Objective
Write out each line beneath this one exactly as it reads.

--*--

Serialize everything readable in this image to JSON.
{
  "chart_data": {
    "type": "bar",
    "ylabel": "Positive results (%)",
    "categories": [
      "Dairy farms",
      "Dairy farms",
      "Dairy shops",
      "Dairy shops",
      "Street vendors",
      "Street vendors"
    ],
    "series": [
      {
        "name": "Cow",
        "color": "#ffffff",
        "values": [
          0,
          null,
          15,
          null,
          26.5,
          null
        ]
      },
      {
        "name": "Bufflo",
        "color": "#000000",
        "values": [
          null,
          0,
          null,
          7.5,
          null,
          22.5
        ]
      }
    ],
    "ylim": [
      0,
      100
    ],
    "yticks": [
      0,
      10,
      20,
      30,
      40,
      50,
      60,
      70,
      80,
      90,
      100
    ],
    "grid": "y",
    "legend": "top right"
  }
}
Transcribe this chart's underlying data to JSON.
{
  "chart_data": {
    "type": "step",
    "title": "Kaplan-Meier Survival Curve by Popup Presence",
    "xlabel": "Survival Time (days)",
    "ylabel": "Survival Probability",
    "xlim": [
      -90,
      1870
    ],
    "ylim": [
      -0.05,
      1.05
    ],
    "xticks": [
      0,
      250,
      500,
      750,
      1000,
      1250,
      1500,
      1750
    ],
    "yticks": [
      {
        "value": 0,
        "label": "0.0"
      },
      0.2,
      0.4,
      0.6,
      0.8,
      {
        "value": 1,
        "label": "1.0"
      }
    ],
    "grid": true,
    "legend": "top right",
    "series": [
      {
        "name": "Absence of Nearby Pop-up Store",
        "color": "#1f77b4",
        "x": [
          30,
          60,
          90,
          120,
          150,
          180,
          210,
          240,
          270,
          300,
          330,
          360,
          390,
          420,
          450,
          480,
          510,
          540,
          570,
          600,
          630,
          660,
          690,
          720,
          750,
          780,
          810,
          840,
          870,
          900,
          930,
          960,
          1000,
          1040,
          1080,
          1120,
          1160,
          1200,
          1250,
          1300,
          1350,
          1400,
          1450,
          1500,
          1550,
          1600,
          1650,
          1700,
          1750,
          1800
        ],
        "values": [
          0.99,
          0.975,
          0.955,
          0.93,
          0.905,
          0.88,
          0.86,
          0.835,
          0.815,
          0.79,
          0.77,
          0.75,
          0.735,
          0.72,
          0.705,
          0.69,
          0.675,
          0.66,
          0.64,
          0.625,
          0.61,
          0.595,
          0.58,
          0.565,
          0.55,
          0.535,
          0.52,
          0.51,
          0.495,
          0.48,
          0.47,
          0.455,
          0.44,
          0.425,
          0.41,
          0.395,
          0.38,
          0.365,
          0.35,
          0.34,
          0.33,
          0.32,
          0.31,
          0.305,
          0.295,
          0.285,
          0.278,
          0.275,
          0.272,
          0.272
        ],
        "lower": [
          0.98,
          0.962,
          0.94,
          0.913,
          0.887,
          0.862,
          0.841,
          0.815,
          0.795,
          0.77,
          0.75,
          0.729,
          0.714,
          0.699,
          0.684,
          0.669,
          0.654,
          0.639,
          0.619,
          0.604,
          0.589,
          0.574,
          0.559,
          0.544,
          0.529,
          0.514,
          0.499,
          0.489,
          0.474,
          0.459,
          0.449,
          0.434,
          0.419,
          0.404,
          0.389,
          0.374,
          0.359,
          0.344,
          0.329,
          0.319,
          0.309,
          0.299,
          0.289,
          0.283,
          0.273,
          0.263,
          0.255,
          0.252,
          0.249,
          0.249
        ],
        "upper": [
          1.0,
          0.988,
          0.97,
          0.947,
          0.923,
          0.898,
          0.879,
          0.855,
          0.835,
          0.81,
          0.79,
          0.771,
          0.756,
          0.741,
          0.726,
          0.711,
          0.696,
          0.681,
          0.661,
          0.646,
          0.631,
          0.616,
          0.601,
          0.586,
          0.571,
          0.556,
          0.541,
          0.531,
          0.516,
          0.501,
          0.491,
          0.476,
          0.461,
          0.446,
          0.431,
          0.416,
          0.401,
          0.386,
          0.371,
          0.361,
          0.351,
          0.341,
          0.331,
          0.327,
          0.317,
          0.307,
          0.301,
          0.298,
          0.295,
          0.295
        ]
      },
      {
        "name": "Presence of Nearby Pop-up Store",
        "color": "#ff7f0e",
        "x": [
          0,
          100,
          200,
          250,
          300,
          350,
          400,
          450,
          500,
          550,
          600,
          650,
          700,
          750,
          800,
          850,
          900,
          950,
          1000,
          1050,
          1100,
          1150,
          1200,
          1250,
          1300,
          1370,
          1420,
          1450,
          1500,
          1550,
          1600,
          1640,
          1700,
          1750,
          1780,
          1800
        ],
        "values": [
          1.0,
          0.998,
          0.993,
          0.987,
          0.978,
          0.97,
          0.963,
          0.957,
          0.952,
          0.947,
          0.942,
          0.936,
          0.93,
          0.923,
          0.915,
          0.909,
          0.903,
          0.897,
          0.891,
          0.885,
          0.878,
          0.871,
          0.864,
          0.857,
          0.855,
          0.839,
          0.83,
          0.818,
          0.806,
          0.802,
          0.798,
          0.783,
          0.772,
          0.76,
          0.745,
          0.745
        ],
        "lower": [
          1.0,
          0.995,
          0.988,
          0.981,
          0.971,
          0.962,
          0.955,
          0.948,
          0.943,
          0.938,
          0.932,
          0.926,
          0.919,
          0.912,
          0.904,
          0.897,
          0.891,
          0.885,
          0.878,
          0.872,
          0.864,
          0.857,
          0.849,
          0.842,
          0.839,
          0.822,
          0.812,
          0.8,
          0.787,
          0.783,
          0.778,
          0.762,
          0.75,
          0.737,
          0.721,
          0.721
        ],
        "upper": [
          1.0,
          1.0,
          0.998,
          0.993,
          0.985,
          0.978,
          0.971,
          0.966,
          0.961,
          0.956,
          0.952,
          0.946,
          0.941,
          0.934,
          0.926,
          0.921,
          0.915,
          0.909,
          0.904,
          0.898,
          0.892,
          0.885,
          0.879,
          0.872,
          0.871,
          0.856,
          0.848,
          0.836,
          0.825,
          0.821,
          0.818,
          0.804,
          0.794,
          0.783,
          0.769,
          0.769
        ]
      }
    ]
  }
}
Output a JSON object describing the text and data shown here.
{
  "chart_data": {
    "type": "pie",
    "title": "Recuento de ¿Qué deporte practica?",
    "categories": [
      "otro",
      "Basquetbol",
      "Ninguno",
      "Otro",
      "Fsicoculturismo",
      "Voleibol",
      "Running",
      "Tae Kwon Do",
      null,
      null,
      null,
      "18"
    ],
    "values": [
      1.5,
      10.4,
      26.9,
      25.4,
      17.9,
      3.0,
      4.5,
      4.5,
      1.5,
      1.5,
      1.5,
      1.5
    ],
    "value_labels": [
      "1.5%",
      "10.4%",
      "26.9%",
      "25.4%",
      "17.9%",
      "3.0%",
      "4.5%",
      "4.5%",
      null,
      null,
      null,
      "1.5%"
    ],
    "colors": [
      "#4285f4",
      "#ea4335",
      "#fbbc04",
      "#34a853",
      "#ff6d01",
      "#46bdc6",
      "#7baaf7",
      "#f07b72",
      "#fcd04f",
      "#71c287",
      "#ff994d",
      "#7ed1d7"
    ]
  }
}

--*--

Answer below
Serialize everything readable in this image to JSON.
{
  "chart_data": {
    "type": "bar",
    "ylabel": "Positive results (%)",
    "categories": [
      "Dairy farms",
      "Dairy farms",
      "Dairy shops",
      "Dairy shops",
      "Street vendors",
      "Street vendors"
    ],
    "series": [
      {
        "name": "Cow",
        "color": "#ffffff",
        "values": [
          0,
          null,
          15,
          null,
          26.5,
          null
        ]
      },
      {
        "name": "Bufflo",
        "color": "#000000",
        "values": [
          null,
          0,
          null,
          7.5,
          null,
          22.5
        ]
      }
    ],
    "ylim": [
      0,
      100
    ],
    "yticks": [
      0,
      10,
      20,
      30,
      40,
      50,
      60,
      70,
      80,
      90,
      100
    ],
    "grid": "y",
    "legend": "top right"
  }
}
Transcribe this chart's underlying data to JSON.
{
  "chart_data": {
    "type": "step",
    "title": "Kaplan-Meier Survival Curve by Popup Presence",
    "xlabel": "Survival Time (days)",
    "ylabel": "Survival Probability",
    "xlim": [
      -90,
      1870
    ],
    "ylim": [
      -0.05,
      1.05
    ],
    "xticks": [
      0,
      250,
      500,
      750,
      1000,
      1250,
      1500,
      1750
    ],
    "yticks": [
      {
        "value": 0,
        "label": "0.0"
      },
      0.2,
      0.4,
      0.6,
      0.8,
      {
        "value": 1,
        "label": "1.0"
      }
    ],
    "grid": true,
    "legend": "top right",
    "series": [
      {
        "name": "Absence of Nearby Pop-up Store",
        "color": "#1f77b4",
        "x": [
          30,
          60,
          90,
          120,
          150,
          180,
          210,
          240,
          270,
          300,
          330,
          360,
          390,
          420,
          450,
          480,
          510,
          540,
          570,
          600,
          630,
          660,
          690,
          720,
          750,
          780,
          810,
          840,
          870,
          900,
          930,
          960,
          1000,
          1040,
          1080,
          1120,
          1160,
          1200,
          1250,
          1300,
          1350,
          1400,
          1450,
          1500,
          1550,
          1600,
          1650,
          1700,
          1750,
          1800
        ],
        "values": [
          0.99,
          0.975,
          0.955,
          0.93,
          0.905,
          0.88,
          0.86,
          0.835,
          0.815,
          0.79,
          0.77,
          0.75,
          0.735,
          0.72,
          0.705,
          0.69,
          0.675,
          0.66,
          0.64,
          0.625,
          0.61,
          0.595,
          0.58,
          0.565,
          0.55,
          0.535,
          0.52,
          0.51,
          0.495,
          0.48,
          0.47,
          0.455,
          0.44,
          0.425,
          0.41,
          0.395,
          0.38,
          0.365,
          0.35,
          0.34,
          0.33,
          0.32,
          0.31,
          0.305,
          0.295,
          0.285,
          0.278,
          0.275,
          0.272,
          0.272
        ],
        "lower": [
          0.98,
          0.962,
          0.94,
          0.913,
          0.887,
          0.862,
          0.841,
          0.815,
          0.795,
          0.77,
          0.75,
          0.729,
          0.714,
          0.699,
          0.684,
          0.669,
          0.654,
          0.639,
          0.619,
          0.604,
          0.589,
          0.574,
          0.559,
          0.544,
          0.529,
          0.514,
          0.499,
          0.489,
          0.474,
          0.459,
          0.449,
          0.434,
          0.419,
          0.404,
          0.389,
          0.374,
          0.359,
          0.344,
          0.329,
          0.319,
          0.309,
          0.299,
          0.289,
          0.283,
          0.273,
          0.263,
          0.255,
          0.252,
          0.249,
          0.249
        ],
        "upper": [
          1.0,
          0.988,
          0.97,
          0.947,
          0.923,
          0.898,
          0.879,
          0.855,
          0.835,
          0.81,
          0.79,
          0.771,
          0.756,
          0.741,
          0.726,
          0.711,
          0.696,
          0.681,
          0.661,
          0.646,
          0.631,
          0.616,
          0.601,
          0.586,
          0.571,
          0.556,
          0.541,
          0.531,
          0.516,
          0.501,
          0.491,
          0.476,
          0.461,
          0.446,
          0.431,
          0.416,
          0.401,
          0.386,
          0.371,
          0.361,
          0.351,
          0.341,
          0.331,
          0.327,
          0.317,
          0.307,
          0.301,
          0.298,
          0.295,
          0.295
        ]
      },
      {
        "name": "Presence of Nearby Pop-up Store",
        "color": "#ff7f0e",
        "x": [
          0,
          100,
          200,
          250,
          300,
          350,
          400,
          450,
          500,
          550,
          600,
          650,
          700,
          750,
          800,
          850,
          900,
          950,
          1000,
          1050,
          1100,
          1150,
          1200,
          1250,
          1300,
          1370,
          1420,
          1450,
          1500,
          1550,
          1600,
          1640,
          1700,
          1750,
          1780,
          1800
        ],
        "values": [
          1.0,
          0.998,
          0.993,
          0.987,
          0.978,
          0.97,
          0.963,
          0.957,
          0.952,
          0.947,
          0.942,
          0.936,
          0.93,
          0.923,
          0.915,
          0.909,
          0.903,
          0.897,
          0.891,
          0.885,
          0.878,
          0.871,
          0.864,
          0.857,
          0.855,
          0.839,
          0.83,
          0.818,
          0.806,
          0.802,
          0.798,
          0.783,
          0.772,
          0.76,
          0.745,
          0.745
        ],
        "lower": [
          1.0,
          0.995,
          0.988,
          0.981,
          0.971,
          0.962,
          0.955,
          0.948,
          0.943,
          0.938,
          0.932,
          0.926,
          0.919,
          0.912,
          0.904,
          0.897,
          0.891,
          0.885,
          0.878,
          0.872,
          0.864,
          0.857,
          0.849,
          0.842,
          0.839,
          0.822,
          0.812,
          0.8,
          0.787,
          0.783,
          0.778,
          0.762,
          0.75,
          0.737,
          0.721,
          0.721
        ],
        "upper": [
          1.0,
          1.0,
          0.998,
          0.993,
          0.985,
          0.978,
          0.971,
          0.966,
          0.961,
          0.956,
          0.952,
          0.946,
          0.941,
          0.934,
          0.926,
          0.921,
          0.915,
          0.909,
          0.904,
          0.898,
          0.892,
          0.885,
          0.879,
          0.872,
          0.871,
          0.856,
          0.848,
          0.836,
          0.825,
          0.821,
          0.818,
          0.804,
          0.794,
          0.783,
          0.769,
          0.769
        ]
      }
    ]
  }
}
Output a JSON object describing the text and data shown here.
{
  "chart_data": {
    "type": "pie",
    "title": "Recuento de ¿Qué deporte practica?",
    "categories": [
      "otro",
      "Basquetbol",
      "Ninguno",
      "Otro",
      "Fsicoculturismo",
      "Voleibol",
      "Running",
      "Tae Kwon Do",
      null,
      null,
      null,
      "18"
    ],
    "values": [
      1.5,
      10.4,
      26.9,
      25.4,
      17.9,
      3.0,
      4.5,
      4.5,
      1.5,
      1.5,
      1.5,
      1.5
    ],
    "value_labels": [
      "1.5%",
      "10.4%",
      "26.9%",
      "25.4%",
      "17.9%",
      "3.0%",
      "4.5%",
      "4.5%",
      null,
      null,
      null,
      "1.5%"
    ],
    "colors": [
      "#4285f4",
      "#ea4335",
      "#fbbc04",
      "#34a853",
      "#ff6d01",
      "#46bdc6",
      "#7baaf7",
      "#f07b72",
      "#fcd04f",
      "#71c287",
      "#ff994d",
      "#7ed1d7"
    ]
  }
}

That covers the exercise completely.